◆ **Work to do**: In the records below, tally every line containing "бронетранспортера". Report only the total.

(begin)

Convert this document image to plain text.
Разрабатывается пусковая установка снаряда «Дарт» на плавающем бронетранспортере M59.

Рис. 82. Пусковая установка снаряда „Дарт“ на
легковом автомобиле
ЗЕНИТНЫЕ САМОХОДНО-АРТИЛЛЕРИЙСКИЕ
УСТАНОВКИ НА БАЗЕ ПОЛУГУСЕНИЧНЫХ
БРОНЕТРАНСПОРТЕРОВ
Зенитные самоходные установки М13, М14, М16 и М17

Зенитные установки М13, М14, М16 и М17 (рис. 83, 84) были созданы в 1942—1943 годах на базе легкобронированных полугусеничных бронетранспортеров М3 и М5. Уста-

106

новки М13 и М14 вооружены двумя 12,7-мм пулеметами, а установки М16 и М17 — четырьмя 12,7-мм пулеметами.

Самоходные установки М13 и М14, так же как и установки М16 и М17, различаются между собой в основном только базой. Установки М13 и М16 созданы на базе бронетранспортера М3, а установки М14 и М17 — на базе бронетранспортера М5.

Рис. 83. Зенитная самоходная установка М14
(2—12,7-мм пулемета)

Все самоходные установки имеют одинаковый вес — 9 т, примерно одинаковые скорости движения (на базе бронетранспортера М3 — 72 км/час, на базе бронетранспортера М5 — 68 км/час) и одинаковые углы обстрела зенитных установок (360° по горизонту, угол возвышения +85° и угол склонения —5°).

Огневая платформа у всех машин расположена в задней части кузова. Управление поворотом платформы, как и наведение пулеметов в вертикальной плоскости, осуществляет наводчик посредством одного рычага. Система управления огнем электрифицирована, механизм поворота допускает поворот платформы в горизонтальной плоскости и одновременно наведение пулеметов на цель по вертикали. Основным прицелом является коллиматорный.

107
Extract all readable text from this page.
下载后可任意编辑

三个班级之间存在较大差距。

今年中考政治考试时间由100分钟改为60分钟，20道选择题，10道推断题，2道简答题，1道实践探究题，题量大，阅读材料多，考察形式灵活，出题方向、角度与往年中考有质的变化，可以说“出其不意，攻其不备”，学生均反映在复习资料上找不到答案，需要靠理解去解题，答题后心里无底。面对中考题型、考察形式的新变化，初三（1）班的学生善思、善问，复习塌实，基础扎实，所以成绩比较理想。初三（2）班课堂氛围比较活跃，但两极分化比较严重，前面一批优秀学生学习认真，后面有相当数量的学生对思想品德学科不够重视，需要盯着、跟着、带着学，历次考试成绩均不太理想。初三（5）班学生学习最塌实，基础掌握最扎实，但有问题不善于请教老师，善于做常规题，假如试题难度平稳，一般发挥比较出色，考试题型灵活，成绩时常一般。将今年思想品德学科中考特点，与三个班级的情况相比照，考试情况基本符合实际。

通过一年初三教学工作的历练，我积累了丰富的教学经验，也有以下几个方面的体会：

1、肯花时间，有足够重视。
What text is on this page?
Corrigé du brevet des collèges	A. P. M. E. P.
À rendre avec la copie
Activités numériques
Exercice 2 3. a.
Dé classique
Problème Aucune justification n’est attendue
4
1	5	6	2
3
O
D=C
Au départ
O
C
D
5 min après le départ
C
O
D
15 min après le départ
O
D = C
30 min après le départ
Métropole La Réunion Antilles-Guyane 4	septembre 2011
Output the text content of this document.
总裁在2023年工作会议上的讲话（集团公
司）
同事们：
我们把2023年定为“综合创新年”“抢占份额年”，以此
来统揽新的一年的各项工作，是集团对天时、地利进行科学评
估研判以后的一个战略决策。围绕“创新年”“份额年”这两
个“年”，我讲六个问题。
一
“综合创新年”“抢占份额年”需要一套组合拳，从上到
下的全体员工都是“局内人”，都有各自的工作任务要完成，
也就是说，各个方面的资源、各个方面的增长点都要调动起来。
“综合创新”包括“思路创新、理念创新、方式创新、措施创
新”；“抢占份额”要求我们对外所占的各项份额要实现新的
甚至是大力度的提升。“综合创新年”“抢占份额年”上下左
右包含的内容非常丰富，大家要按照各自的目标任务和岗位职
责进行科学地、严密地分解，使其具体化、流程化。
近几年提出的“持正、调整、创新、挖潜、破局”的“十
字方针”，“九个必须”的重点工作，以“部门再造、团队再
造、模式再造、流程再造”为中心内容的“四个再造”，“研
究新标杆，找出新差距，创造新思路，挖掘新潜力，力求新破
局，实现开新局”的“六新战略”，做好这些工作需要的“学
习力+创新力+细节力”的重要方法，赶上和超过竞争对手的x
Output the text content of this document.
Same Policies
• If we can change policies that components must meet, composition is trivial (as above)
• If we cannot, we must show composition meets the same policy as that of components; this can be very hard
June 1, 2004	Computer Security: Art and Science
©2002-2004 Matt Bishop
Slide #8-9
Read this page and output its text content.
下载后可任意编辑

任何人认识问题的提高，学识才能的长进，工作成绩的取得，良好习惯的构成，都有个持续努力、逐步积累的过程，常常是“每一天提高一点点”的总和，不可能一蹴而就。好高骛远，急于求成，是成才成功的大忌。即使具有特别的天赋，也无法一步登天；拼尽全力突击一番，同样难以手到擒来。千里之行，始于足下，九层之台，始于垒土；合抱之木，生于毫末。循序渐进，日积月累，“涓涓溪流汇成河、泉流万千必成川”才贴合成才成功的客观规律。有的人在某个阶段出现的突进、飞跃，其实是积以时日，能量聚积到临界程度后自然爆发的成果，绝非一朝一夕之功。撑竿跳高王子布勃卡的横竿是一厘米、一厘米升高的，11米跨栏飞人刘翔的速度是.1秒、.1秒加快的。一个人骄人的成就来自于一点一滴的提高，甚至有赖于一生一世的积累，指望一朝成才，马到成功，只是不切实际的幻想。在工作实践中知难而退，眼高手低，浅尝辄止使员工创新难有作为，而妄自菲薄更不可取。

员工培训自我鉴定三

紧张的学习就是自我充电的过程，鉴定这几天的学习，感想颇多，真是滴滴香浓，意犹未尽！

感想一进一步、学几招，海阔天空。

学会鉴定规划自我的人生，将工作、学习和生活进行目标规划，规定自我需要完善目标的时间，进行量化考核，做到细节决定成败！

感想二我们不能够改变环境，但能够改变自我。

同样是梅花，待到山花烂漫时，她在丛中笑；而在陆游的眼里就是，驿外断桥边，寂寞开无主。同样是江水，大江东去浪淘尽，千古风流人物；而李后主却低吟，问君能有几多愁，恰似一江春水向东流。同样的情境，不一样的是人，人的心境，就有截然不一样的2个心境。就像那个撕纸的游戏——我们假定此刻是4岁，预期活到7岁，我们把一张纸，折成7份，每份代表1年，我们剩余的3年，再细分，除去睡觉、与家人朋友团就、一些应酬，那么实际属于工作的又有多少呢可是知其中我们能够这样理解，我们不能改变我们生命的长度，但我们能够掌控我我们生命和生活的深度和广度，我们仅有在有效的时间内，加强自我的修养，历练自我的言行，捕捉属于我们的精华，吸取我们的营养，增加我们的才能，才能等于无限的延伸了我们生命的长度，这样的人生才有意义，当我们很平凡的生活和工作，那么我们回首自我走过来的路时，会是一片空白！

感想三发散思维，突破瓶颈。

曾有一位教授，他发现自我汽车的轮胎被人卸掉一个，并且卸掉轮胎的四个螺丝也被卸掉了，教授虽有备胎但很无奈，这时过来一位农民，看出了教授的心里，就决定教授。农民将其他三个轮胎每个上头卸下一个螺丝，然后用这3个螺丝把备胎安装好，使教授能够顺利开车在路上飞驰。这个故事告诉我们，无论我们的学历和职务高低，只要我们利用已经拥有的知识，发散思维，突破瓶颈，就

(end)

◆ **Worked answer**: 2